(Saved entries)
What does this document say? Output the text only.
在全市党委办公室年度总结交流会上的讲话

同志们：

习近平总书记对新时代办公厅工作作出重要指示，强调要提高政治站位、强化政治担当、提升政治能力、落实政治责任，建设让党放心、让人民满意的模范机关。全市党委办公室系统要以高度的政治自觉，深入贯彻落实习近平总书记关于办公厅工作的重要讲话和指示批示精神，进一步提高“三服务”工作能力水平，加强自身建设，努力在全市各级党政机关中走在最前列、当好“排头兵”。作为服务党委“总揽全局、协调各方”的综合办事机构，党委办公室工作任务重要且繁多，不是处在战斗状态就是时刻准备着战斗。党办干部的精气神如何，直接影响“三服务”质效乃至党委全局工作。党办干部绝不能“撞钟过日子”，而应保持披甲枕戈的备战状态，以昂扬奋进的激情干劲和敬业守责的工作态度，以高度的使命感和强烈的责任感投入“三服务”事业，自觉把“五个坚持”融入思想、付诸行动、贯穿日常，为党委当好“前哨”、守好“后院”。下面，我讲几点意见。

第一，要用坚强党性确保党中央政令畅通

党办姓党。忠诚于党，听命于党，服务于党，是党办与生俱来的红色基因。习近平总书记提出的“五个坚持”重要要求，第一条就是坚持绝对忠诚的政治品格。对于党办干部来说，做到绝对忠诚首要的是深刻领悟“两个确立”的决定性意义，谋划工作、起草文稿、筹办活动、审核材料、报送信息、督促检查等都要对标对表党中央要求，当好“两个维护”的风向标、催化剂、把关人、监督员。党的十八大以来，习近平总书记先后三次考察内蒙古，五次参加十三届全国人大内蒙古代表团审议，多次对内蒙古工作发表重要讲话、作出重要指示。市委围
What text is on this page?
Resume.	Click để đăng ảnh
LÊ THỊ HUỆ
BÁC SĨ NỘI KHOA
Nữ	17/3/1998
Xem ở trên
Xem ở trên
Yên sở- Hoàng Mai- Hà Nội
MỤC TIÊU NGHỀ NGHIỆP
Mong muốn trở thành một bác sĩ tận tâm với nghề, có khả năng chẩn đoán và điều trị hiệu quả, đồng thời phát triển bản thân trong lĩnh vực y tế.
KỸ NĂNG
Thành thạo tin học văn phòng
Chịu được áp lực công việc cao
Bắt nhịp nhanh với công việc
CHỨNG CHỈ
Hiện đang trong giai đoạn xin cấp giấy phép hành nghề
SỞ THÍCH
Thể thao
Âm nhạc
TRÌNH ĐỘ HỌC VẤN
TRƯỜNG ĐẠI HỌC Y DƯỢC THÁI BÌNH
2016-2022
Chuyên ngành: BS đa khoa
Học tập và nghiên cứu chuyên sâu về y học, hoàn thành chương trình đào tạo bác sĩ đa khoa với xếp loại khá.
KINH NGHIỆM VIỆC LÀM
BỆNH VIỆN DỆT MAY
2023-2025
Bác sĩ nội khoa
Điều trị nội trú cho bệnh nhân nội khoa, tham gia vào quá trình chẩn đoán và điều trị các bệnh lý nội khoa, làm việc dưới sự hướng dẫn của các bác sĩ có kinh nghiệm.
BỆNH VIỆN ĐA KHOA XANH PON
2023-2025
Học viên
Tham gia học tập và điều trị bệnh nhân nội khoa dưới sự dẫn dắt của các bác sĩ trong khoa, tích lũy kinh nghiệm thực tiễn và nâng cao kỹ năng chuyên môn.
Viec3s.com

**Short task**:
Here, the records must be output exactly and in full.

**Complete answer**:
What does this document say? Output the text only.
在全市党委办公室年度总结交流会上的讲话

同志们：

习近平总书记对新时代办公厅工作作出重要指示，强调要提高政治站位、强化政治担当、提升政治能力、落实政治责任，建设让党放心、让人民满意的模范机关。全市党委办公室系统要以高度的政治自觉，深入贯彻落实习近平总书记关于办公厅工作的重要讲话和指示批示精神，进一步提高“三服务”工作能力水平，加强自身建设，努力在全市各级党政机关中走在最前列、当好“排头兵”。作为服务党委“总揽全局、协调各方”的综合办事机构，党委办公室工作任务重要且繁多，不是处在战斗状态就是时刻准备着战斗。党办干部的精气神如何，直接影响“三服务”质效乃至党委全局工作。党办干部绝不能“撞钟过日子”，而应保持披甲枕戈的备战状态，以昂扬奋进的激情干劲和敬业守责的工作态度，以高度的使命感和强烈的责任感投入“三服务”事业，自觉把“五个坚持”融入思想、付诸行动、贯穿日常，为党委当好“前哨”、守好“后院”。下面，我讲几点意见。

第一，要用坚强党性确保党中央政令畅通

党办姓党。忠诚于党，听命于党，服务于党，是党办与生俱来的红色基因。习近平总书记提出的“五个坚持”重要要求，第一条就是坚持绝对忠诚的政治品格。对于党办干部来说，做到绝对忠诚首要的是深刻领悟“两个确立”的决定性意义，谋划工作、起草文稿、筹办活动、审核材料、报送信息、督促检查等都要对标对表党中央要求，当好“两个维护”的风向标、催化剂、把关人、监督员。党的十八大以来，习近平总书记先后三次考察内蒙古，五次参加十三届全国人大内蒙古代表团审议，多次对内蒙古工作发表重要讲话、作出重要指示。市委围
What text is on this page?
Resume.	Click để đăng ảnh
LÊ THỊ HUỆ
BÁC SĨ NỘI KHOA
Nữ	17/3/1998
Xem ở trên
Xem ở trên
Yên sở- Hoàng Mai- Hà Nội
MỤC TIÊU NGHỀ NGHIỆP
Mong muốn trở thành một bác sĩ tận tâm với nghề, có khả năng chẩn đoán và điều trị hiệu quả, đồng thời phát triển bản thân trong lĩnh vực y tế.
KỸ NĂNG
Thành thạo tin học văn phòng
Chịu được áp lực công việc cao
Bắt nhịp nhanh với công việc
CHỨNG CHỈ
Hiện đang trong giai đoạn xin cấp giấy phép hành nghề
SỞ THÍCH
Thể thao
Âm nhạc
TRÌNH ĐỘ HỌC VẤN
TRƯỜNG ĐẠI HỌC Y DƯỢC THÁI BÌNH
2016-2022
Chuyên ngành: BS đa khoa
Học tập và nghiên cứu chuyên sâu về y học, hoàn thành chương trình đào tạo bác sĩ đa khoa với xếp loại khá.
KINH NGHIỆM VIỆC LÀM
BỆNH VIỆN DỆT MAY
2023-2025
Bác sĩ nội khoa
Điều trị nội trú cho bệnh nhân nội khoa, tham gia vào quá trình chẩn đoán và điều trị các bệnh lý nội khoa, làm việc dưới sự hướng dẫn của các bác sĩ có kinh nghiệm.
BỆNH VIỆN ĐA KHOA XANH PON
2023-2025
Học viên
Tham gia học tập và điều trị bệnh nhân nội khoa dưới sự dẫn dắt của các bác sĩ trong khoa, tích lũy kinh nghiệm thực tiễn và nâng cao kỹ năng chuyên môn.
Viec3s.com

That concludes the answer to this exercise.